Data entries for graphics
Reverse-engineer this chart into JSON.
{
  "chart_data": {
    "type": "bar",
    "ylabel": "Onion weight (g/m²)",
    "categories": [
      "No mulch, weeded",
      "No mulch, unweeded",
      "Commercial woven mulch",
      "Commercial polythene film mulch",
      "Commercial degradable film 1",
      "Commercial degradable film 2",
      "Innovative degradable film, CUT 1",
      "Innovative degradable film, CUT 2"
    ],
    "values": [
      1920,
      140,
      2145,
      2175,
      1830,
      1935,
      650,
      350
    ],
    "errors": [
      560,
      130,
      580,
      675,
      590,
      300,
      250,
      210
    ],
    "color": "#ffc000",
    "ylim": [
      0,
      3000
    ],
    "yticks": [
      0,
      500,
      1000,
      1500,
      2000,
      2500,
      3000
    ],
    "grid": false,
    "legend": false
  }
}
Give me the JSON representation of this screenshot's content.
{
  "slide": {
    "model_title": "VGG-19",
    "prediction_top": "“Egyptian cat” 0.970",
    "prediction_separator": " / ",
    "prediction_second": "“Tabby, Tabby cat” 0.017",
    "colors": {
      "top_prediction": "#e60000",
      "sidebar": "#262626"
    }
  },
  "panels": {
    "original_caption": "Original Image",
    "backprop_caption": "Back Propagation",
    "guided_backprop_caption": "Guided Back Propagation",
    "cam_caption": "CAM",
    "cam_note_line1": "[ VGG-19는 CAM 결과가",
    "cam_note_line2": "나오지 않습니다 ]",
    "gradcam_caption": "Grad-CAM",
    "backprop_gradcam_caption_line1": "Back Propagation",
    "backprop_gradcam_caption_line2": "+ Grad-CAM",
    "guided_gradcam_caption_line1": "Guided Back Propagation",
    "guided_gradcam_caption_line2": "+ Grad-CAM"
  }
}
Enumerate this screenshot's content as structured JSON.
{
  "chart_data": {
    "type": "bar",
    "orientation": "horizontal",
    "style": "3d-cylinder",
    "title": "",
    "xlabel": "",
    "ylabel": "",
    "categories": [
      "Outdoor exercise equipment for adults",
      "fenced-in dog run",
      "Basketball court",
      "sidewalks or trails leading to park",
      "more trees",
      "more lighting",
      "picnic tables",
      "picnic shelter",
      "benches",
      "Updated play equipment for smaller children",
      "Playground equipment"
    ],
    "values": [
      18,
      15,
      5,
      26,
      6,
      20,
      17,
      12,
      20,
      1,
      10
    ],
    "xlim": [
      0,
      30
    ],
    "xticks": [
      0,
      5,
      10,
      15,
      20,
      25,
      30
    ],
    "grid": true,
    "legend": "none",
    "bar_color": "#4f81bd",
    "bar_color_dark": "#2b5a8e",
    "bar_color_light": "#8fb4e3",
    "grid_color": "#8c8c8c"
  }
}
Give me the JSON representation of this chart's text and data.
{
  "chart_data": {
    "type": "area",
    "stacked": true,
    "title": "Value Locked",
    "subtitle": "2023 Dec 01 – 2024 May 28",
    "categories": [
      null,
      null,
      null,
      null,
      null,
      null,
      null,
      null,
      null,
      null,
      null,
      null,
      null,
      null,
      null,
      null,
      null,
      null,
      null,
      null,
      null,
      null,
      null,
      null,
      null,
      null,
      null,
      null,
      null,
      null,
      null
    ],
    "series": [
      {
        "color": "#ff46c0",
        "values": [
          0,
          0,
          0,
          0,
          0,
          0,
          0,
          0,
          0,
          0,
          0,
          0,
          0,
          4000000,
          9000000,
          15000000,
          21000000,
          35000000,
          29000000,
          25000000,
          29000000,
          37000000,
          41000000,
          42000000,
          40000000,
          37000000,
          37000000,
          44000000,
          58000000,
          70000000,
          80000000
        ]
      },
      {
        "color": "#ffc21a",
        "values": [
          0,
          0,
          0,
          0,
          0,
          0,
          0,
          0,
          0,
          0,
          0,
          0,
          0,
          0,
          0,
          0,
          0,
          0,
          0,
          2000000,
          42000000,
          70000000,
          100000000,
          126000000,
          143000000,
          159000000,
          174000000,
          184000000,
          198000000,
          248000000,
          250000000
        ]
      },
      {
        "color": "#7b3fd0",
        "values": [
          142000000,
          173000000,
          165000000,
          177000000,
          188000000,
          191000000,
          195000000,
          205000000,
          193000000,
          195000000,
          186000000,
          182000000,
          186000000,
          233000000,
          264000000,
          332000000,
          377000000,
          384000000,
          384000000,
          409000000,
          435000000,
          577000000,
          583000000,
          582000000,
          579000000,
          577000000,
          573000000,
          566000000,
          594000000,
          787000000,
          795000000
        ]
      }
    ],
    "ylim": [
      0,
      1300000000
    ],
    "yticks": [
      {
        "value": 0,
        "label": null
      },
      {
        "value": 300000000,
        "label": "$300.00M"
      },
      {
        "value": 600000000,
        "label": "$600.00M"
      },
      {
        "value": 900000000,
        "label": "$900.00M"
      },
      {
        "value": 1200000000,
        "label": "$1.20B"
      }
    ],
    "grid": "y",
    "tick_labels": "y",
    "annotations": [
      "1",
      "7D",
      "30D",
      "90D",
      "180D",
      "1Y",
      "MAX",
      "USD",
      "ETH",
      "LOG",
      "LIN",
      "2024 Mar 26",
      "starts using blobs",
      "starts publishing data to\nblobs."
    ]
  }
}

__Given exercise__
Read the data above and pull out each line that holds the string "JSON".

__Correct output__
Reverse-engineer this chart into JSON.
Give me the JSON representation of this screenshot's content.
Enumerate this screenshot's content as structured JSON.
Give me the JSON representation of this chart's text and data.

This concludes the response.